**Task objective**
Below are the records. List every line holding the word "this".
[START Input data]
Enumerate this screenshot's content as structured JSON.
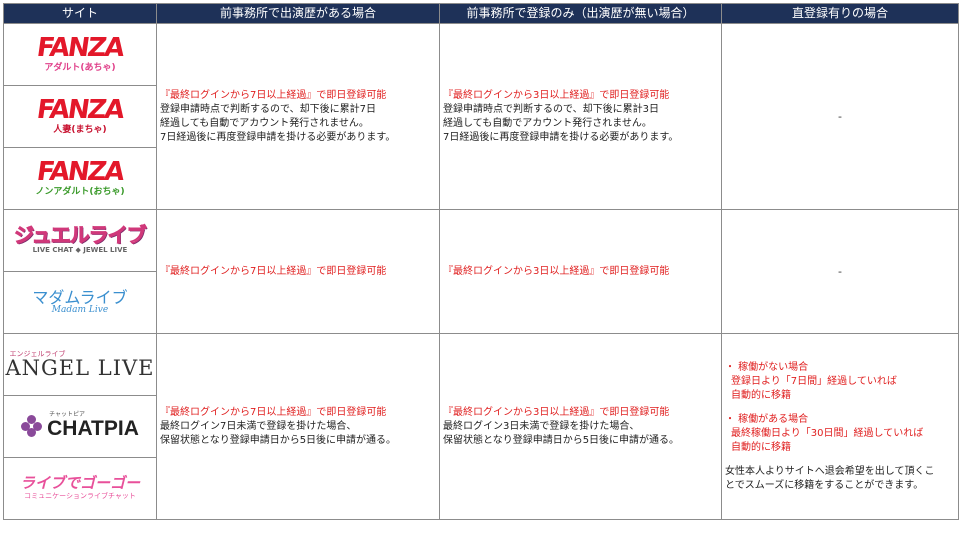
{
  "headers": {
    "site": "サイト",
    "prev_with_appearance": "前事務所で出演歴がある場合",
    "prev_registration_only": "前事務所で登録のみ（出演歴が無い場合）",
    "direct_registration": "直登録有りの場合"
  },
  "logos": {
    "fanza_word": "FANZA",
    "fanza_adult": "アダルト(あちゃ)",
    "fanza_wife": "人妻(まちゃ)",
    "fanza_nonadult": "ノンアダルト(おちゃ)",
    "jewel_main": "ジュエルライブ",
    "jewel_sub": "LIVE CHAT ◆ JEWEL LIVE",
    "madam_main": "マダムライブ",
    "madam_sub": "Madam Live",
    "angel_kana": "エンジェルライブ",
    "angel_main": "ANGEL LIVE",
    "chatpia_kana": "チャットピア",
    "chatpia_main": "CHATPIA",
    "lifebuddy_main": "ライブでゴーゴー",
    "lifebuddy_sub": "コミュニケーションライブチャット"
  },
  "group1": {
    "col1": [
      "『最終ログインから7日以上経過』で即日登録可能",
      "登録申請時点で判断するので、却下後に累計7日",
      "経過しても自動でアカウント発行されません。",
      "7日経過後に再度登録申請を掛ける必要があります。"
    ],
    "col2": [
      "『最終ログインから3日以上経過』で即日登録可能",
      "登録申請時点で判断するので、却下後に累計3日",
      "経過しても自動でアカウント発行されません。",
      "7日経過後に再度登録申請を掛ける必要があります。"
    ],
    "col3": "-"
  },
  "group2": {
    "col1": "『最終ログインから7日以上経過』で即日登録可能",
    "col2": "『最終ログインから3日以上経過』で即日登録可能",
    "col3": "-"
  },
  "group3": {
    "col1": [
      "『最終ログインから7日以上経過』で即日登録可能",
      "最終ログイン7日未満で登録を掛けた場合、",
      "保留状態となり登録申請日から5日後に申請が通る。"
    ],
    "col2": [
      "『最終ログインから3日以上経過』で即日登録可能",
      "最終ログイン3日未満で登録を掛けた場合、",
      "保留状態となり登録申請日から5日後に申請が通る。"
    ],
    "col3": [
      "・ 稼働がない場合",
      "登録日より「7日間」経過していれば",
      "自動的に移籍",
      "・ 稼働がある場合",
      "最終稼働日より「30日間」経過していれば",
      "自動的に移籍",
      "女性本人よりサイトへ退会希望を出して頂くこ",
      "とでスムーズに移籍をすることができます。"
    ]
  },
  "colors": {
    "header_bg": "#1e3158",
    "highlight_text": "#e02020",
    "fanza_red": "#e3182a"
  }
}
[END Input data]
[START Input data]
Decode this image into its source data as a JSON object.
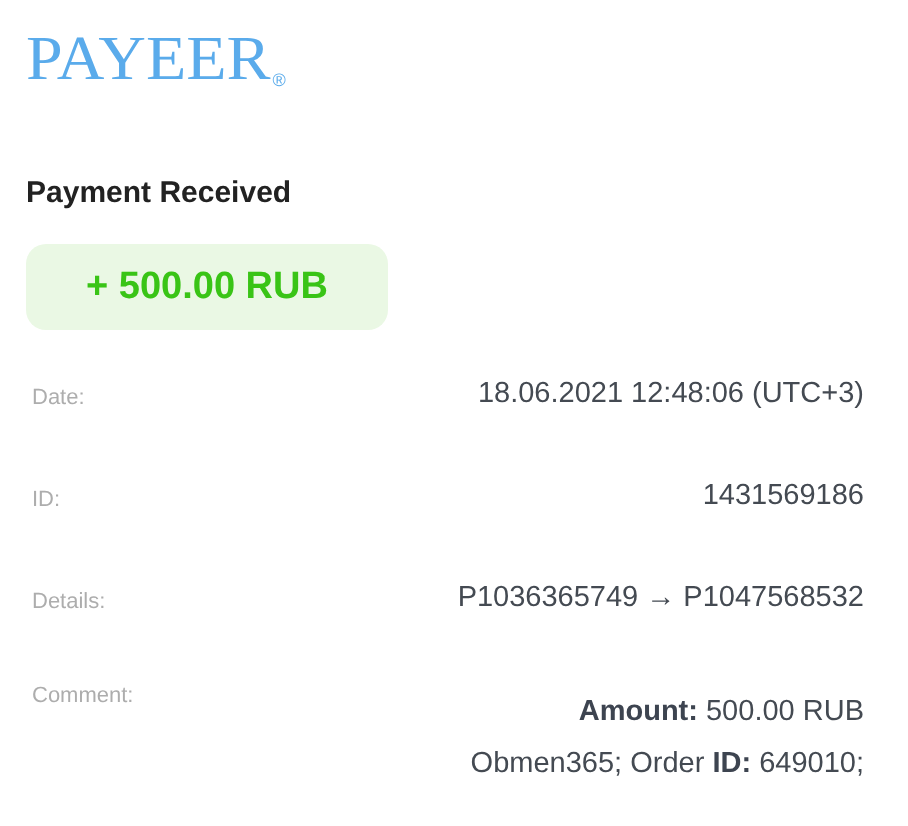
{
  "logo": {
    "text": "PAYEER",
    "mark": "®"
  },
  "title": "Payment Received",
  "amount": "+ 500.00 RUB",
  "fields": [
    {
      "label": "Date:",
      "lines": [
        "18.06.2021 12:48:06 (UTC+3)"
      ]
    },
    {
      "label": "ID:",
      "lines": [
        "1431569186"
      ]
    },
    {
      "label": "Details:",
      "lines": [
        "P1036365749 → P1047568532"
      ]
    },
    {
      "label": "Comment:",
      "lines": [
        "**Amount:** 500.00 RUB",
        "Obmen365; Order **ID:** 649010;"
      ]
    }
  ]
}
[END Input data]
**Correct result**
Enumerate this screenshot's content as structured JSON.
Decode this image into its source data as a JSON object.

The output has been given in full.